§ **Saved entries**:
○ ○ ○ ○
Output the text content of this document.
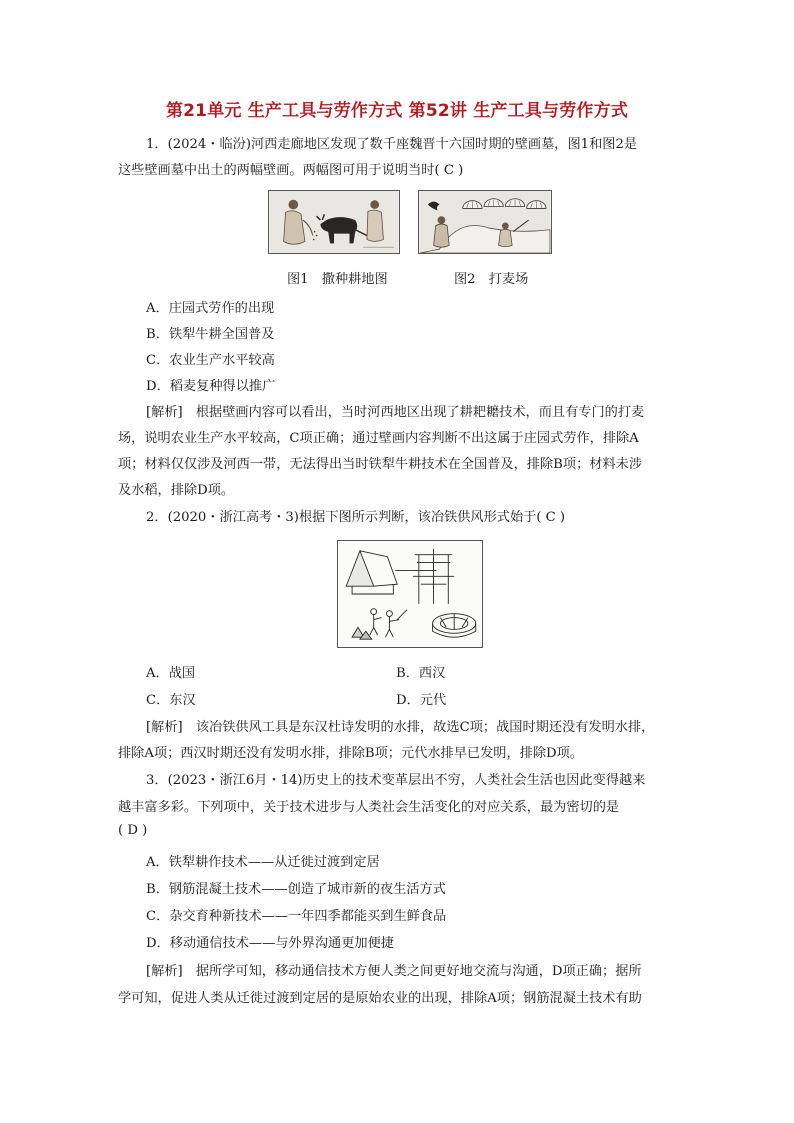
第21单元 生产工具与劳作方式 第52讲 生产工具与劳作方式
1．(2024・临汾)河西走廊地区发现了数千座魏晋十六国时期的壁画墓，图1和图2是
这些壁画墓中出土的两幅壁画。两幅图可用于说明当时( C )
图1　撒种耕地图	图2　打麦场
A．庄园式劳作的出现
B．铁犁牛耕全国普及
C．农业生产水平较高
D．稻麦复种得以推广
[解析]　根据壁画内容可以看出，当时河西地区出现了耕耙耱技术，而且有专门的打麦
场，说明农业生产水平较高，C项正确；通过壁画内容判断不出这属于庄园式劳作，排除A
项；材料仅仅涉及河西一带，无法得出当时铁犁牛耕技术在全国普及，排除B项；材料未涉
及水稻，排除D项。
2．(2020・浙江高考・3)根据下图所示判断，该冶铁供风形式始于( C )
A．战国	B．西汉
C．东汉	D．元代
[解析]　该冶铁供风工具是东汉杜诗发明的水排，故选C项；战国时期还没有发明水排，
排除A项；西汉时期还没有发明水排，排除B项；元代水排早已发明，排除D项。
3．(2023・浙江6月・14)历史上的技术变革层出不穷，人类社会生活也因此变得越来
越丰富多彩。下列项中，关于技术进步与人类社会生活变化的对应关系，最为密切的是
( D )
A．铁犁耕作技术——从迁徙过渡到定居
B．钢筋混凝土技术——创造了城市新的夜生活方式
C．杂交育种新技术——一年四季都能买到生鲜食品
D．移动通信技术——与外界沟通更加便捷
[解析]　据所学可知，移动通信技术方便人类之间更好地交流与沟通，D项正确；据所
学可知，促进人类从迁徙过渡到定居的是原始农业的出现，排除A项；钢筋混凝土技术有助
○ ○ ○ ○
§ **Exercise details**:
Using the material above, retype each entry exactly and omit the pictures.

§ **Answer to this problem**:
Output the text content of this document.
第21单元 生产工具与劳作方式 第52讲 生产工具与劳作方式
1．(2024・临汾)河西走廊地区发现了数千座魏晋十六国时期的壁画墓，图1和图2是
这些壁画墓中出土的两幅壁画。两幅图可用于说明当时( C )
图1　撒种耕地图	图2　打麦场
A．庄园式劳作的出现
B．铁犁牛耕全国普及
C．农业生产水平较高
D．稻麦复种得以推广
[解析]　根据壁画内容可以看出，当时河西地区出现了耕耙耱技术，而且有专门的打麦
场，说明农业生产水平较高，C项正确；通过壁画内容判断不出这属于庄园式劳作，排除A
项；材料仅仅涉及河西一带，无法得出当时铁犁牛耕技术在全国普及，排除B项；材料未涉
及水稻，排除D项。
2．(2020・浙江高考・3)根据下图所示判断，该冶铁供风形式始于( C )
A．战国	B．西汉
C．东汉	D．元代
[解析]　该冶铁供风工具是东汉杜诗发明的水排，故选C项；战国时期还没有发明水排，
排除A项；西汉时期还没有发明水排，排除B项；元代水排早已发明，排除D项。
3．(2023・浙江6月・14)历史上的技术变革层出不穷，人类社会生活也因此变得越来
越丰富多彩。下列项中，关于技术进步与人类社会生活变化的对应关系，最为密切的是
( D )
A．铁犁耕作技术——从迁徙过渡到定居
B．钢筋混凝土技术——创造了城市新的夜生活方式
C．杂交育种新技术——一年四季都能买到生鲜食品
D．移动通信技术——与外界沟通更加便捷
[解析]　据所学可知，移动通信技术方便人类之间更好地交流与沟通，D项正确；据所
学可知，促进人类从迁徙过渡到定居的是原始农业的出现，排除A项；钢筋混凝土技术有助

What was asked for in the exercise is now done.